[What this task involves] Show only lines that include "Received".
--- begin Exercise inputs ---
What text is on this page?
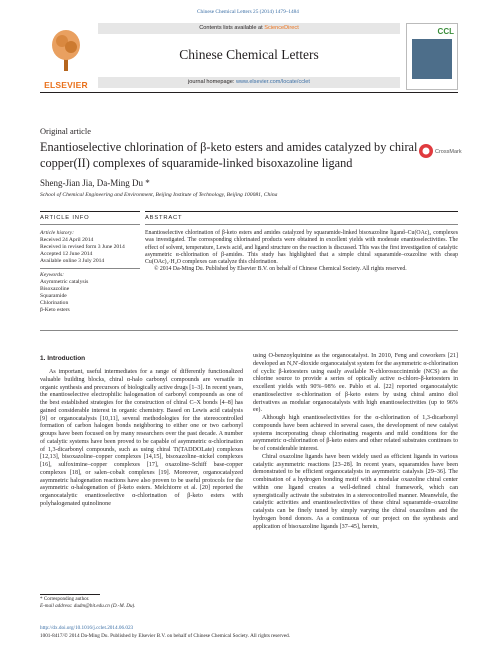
Chinese Chemical Letters 25 (2014) 1479–1484
ELSEVIER
Contents lists available at ScienceDirect
Chinese Chemical Letters
journal homepage: www.elsevier.com/locate/cclet
CCL
Original article
Enantioselective chlorination of β-keto esters and amides catalyzed by chiral copper(II) complexes of squaramide-linked bisoxazoline ligand
CrossMark
Sheng-Jian Jia, Da-Ming Du *
School of Chemical Engineering and Environment, Beijing Institute of Technology, Beijing 100081, China
ARTICLE INFO	ABSTRACT
Article history:
Received 24 April 2014
Received in revised form 3 June 2014
Accepted 12 June 2014
Available online 3 July 2014
Keywords:
Asymmetric catalysis
Bisoxazoline
Squaramide
Chlorination
β-Keto esters
Enantioselective chlorination of β-keto esters and amides catalyzed by squaramide-linked bisoxazoline ligand–Cu(OAc)₂ complexes was investigated. The corresponding chlorinated products were obtained in excellent yields with moderate enantioselectivities. The effect of solvent, temperature, Lewis acid, and ligand structure on the reaction is discussed. This was the first investigation of catalytic asymmetric α-chlorination of β-amides. This study has highlighted that a simple chiral squaramide–oxazoline with cheap Cu(OAc)₂·H₂O complexes can catalyze this chlorination.
© 2014 Da-Ming Du. Published by Elsevier B.V. on behalf of Chinese Chemical Society. All rights reserved.
1. Introduction

As important, useful intermediates for a range of differently functionalized valuable building blocks, chiral α-halo carbonyl compounds are versatile in organic synthesis and precursors of biologically active drugs [1–3]. In recent years, the enantioselective electrophilic halogenation of carbonyl compounds as one of the best established strategies for the construction of chiral C–X bonds [4–8] has gained considerable interest in organic chemistry. Based on Lewis acid catalysis [9] or organocatalysis [10,11], several methodologies for the stereocontrolled formation of carbon halogen bonds neighboring to either one or two carbonyl groups have been focused on by many researchers over the past decade. A number of catalytic systems have been proved to be capable of asymmetric α-chlorination of 1,3-dicarbonyl compounds, such as using chiral Ti(TADDOLate) complexes [12,13], bisoxazoline–copper complexes [14,15], bisoxazoline–nickel complexes [16], sulfoximine–copper complexes [17], oxazoline–Schiff base-copper complexes [18], or salen–cobalt complexes [19]. Moreover, organocatalyzed asymmetric halogenation reactions have also proven to be useful protocols for the asymmetric α-halogenation of β-keto esters. Melchiorre et al. [20] reported the organocatalytic enantioselective α-chlorination of β-keto esters with polyhalogenated quinolinone

using O-benzoylquinine as the organocatalyst. In 2010, Feng and coworkers [21] developed an N,N′-dioxide organocatalyst system for the asymmetric α-chlorination of cyclic β-ketoesters using easily available N-chlorosuccinimide (NCS) as the chlorine source to provide a series of optically active α-chloro-β-ketoesters in excellent yields with 90%–98% ee. Pablo et al. [22] reported organocatalytic enantioselective α-chlorination of β-keto esters by using chiral amino diol derivatives as modular organocatalysts with high enantioselectivities (up to 96% ee).

Although high enantioselectivities for the α-chlorination of 1,3-dicarbonyl compounds have been achieved in several cases, the development of new catalyst systems incorporating cheap chlorinating reagents and mild conditions for the asymmetric α-chlorination of β-keto esters and other related substrates continues to be of considerable interest.

Chiral oxazoline ligands have been widely used as efficient ligands in various catalytic asymmetric reactions [23–28]. In recent years, squaramides have been demonstrated to be efficient organocatalysts in asymmetric catalysis [29–36]. The combination of a hydrogen bonding motif with a modular oxazoline chiral center within one ligand creates a well-defined chiral framework, which can synergistically activate the substrates in a stereocontrolled manner. Meanwhile, the catalytic activities and enantioselectivities of these chiral squaramide–oxazoline catalysts can be finely tuned by simply varying the chiral oxazolines and the hydrogen bond donors. As a continuous of our project on the synthesis and application of bisoxazoline ligands [37–45], herein,

* Corresponding author.
E-mail address: dudm@bit.edu.cn (D.-M. Du).
http://dx.doi.org/10.1016/j.cclet.2014.06.023
1001-8417/© 2014 Da-Ming Du. Published by Elsevier B.V. on behalf of Chinese Chemical Society. All rights reserved.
--- end Exercise inputs ---
[Solution to this exercise]
Received 24 April 2014
Received in revised form 3 June 2014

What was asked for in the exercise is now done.